• WHAT NEEDS TO BE DONE:
Locate all lines with the word "synchronizacji" and copy them out.

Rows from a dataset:
::::
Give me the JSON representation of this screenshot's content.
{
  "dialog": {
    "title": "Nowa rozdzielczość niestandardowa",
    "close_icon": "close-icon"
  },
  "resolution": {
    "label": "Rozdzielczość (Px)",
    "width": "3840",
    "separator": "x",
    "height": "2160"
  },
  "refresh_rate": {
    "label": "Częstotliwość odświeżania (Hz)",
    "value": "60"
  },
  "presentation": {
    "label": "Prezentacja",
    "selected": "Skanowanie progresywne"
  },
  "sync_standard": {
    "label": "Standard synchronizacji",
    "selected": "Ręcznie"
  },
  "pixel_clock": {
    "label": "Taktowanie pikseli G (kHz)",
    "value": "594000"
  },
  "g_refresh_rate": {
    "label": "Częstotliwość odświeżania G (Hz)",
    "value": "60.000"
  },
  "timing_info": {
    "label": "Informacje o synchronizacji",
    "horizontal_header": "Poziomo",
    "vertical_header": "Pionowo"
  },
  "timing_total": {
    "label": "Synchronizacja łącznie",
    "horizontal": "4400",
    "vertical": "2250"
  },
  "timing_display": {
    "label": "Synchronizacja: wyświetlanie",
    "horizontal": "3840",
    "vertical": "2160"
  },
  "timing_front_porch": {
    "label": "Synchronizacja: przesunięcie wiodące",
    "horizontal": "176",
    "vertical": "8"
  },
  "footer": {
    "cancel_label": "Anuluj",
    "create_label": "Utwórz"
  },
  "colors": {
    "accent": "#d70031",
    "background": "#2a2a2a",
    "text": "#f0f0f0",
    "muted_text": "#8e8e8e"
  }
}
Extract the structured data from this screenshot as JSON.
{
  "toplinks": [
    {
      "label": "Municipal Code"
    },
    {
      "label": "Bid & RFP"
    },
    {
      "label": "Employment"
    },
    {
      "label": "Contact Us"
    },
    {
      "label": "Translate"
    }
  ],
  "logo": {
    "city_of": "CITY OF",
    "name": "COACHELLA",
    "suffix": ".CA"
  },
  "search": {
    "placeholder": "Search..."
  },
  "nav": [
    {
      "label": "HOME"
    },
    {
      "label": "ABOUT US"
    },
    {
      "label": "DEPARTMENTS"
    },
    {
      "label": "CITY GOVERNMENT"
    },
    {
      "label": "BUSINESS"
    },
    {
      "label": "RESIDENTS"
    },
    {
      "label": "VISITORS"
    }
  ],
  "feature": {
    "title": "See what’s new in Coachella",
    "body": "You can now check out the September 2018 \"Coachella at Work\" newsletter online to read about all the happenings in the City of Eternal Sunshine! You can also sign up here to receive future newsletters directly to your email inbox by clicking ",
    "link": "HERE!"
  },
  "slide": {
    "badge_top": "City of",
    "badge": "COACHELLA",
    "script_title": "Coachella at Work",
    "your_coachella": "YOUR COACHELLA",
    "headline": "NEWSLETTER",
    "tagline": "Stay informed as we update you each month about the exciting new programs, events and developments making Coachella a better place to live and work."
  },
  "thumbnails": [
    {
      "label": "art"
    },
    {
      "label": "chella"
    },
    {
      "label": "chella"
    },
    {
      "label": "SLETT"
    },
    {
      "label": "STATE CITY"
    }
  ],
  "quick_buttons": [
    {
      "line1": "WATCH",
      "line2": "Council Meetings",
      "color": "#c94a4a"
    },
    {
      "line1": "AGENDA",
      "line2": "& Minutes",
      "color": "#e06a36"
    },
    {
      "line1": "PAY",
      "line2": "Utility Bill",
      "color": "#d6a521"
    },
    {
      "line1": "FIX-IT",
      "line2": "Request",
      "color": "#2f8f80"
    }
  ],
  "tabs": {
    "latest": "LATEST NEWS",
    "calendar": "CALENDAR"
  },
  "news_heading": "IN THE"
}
::::
• ANSWER FOR THIS EXERCISE:
    "label": "Standard synchronizacji",
    "label": "Informacje o synchronizacji",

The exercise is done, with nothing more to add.